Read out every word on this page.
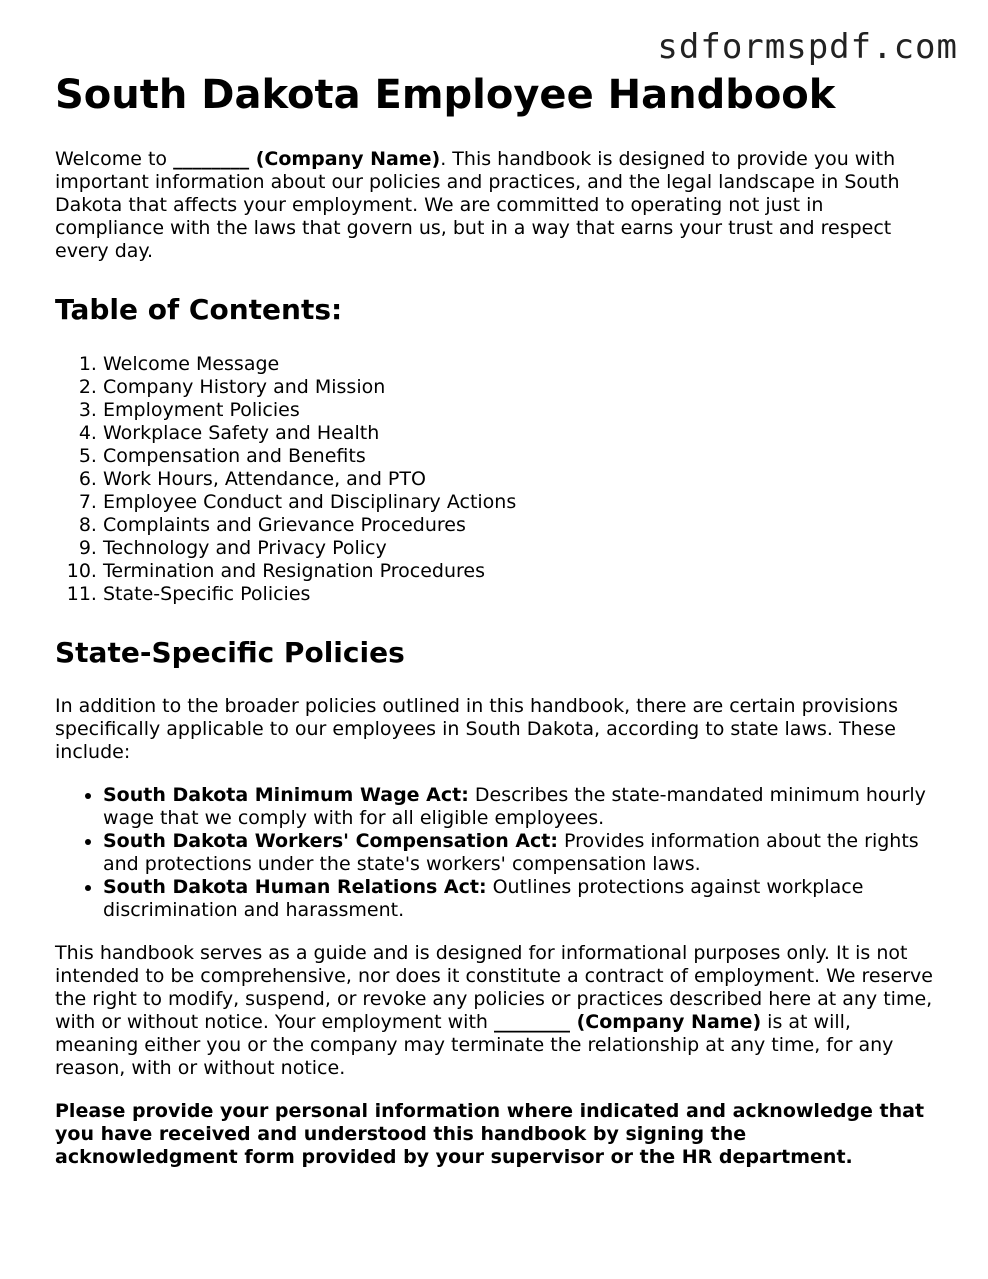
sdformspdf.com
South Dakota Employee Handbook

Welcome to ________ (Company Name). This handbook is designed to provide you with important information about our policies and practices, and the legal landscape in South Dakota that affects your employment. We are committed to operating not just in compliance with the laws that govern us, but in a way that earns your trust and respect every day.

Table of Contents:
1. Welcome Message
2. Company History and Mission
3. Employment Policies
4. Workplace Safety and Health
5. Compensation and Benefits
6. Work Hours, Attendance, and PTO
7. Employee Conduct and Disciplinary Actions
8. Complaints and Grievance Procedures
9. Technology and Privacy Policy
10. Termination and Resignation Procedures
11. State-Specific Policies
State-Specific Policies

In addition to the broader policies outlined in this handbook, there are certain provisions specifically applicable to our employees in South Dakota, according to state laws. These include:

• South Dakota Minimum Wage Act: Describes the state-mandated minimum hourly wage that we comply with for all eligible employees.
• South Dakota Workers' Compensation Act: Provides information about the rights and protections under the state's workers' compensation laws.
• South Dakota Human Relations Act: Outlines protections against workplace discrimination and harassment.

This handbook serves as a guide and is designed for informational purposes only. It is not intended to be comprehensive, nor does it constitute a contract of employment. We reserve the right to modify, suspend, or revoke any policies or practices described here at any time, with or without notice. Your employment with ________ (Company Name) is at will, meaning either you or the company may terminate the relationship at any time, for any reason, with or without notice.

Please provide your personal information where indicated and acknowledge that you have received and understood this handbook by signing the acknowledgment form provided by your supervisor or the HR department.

◆ ◆ ◆ ◆ ◆

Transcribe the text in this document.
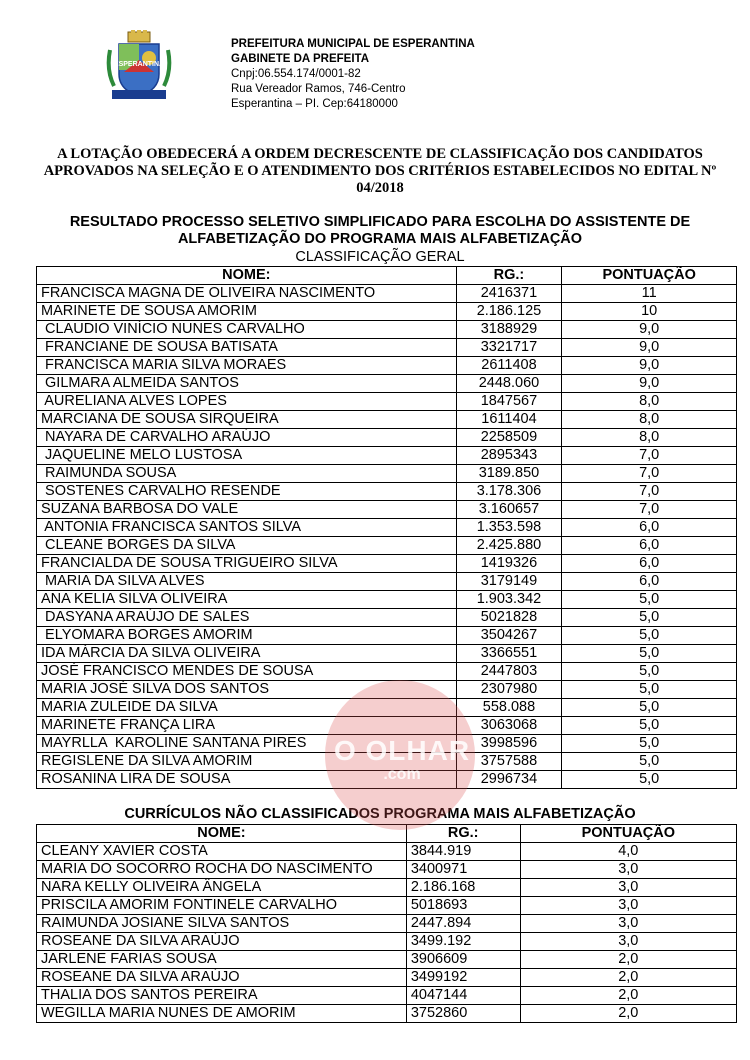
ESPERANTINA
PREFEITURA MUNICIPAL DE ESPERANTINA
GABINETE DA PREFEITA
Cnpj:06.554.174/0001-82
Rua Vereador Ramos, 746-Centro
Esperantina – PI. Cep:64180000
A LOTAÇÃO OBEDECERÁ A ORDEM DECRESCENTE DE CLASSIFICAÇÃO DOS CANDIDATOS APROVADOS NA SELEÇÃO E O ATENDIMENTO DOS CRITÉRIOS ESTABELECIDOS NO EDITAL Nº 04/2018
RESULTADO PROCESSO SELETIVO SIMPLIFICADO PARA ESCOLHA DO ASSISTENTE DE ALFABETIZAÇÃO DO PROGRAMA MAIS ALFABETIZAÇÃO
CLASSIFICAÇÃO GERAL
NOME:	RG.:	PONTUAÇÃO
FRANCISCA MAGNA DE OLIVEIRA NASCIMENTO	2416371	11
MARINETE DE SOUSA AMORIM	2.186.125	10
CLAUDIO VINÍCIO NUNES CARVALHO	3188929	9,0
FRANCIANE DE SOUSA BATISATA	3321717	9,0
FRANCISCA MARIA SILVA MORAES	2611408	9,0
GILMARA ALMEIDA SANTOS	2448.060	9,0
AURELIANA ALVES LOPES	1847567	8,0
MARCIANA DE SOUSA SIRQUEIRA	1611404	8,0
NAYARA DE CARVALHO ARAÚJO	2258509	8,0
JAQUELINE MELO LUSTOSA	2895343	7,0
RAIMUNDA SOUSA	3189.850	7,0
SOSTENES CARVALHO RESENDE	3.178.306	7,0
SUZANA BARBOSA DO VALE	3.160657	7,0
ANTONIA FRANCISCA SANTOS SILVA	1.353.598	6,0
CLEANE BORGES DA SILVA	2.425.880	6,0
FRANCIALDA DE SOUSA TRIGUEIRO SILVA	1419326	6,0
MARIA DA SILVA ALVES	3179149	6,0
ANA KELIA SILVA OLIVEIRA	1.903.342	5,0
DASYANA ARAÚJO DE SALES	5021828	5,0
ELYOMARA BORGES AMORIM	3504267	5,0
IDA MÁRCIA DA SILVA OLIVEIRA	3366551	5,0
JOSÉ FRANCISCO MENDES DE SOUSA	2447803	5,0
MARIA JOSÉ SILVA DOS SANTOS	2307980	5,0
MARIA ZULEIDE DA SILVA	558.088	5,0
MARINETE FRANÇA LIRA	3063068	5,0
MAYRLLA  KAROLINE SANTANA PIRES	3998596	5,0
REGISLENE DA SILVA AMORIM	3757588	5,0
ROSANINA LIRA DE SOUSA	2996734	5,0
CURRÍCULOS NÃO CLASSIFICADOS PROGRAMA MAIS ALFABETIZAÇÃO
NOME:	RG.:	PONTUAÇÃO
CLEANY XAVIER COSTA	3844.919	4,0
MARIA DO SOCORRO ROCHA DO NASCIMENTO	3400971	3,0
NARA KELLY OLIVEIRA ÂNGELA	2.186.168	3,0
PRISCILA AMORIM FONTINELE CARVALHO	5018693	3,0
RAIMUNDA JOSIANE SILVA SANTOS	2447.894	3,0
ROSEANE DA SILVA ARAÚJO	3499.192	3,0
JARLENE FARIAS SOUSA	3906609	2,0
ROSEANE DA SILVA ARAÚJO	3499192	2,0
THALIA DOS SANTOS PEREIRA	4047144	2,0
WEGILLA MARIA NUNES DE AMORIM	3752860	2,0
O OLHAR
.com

◆ ◆ ◆ ◆ ◆

Search the entries for the string "designed" and collect each line that has it.

#### [Worked solution]
Welcome to ________ (Company Name). This handbook is designed to provide you with important information about our policies and practices, and the legal landscape in South Dakota that affects your employment. We are committed to operating not just in compliance with the laws that govern us, but in a way that earns your trust and respect every day.
This handbook serves as a guide and is designed for informational purposes only. It is not intended to be comprehensive, nor does it constitute a contract of employment. We reserve the right to modify, suspend, or revoke any policies or practices described here at any time, with or without notice. Your employment with ________ (Company Name) is at will, meaning either you or the company may terminate the relationship at any time, for any reason, with or without notice.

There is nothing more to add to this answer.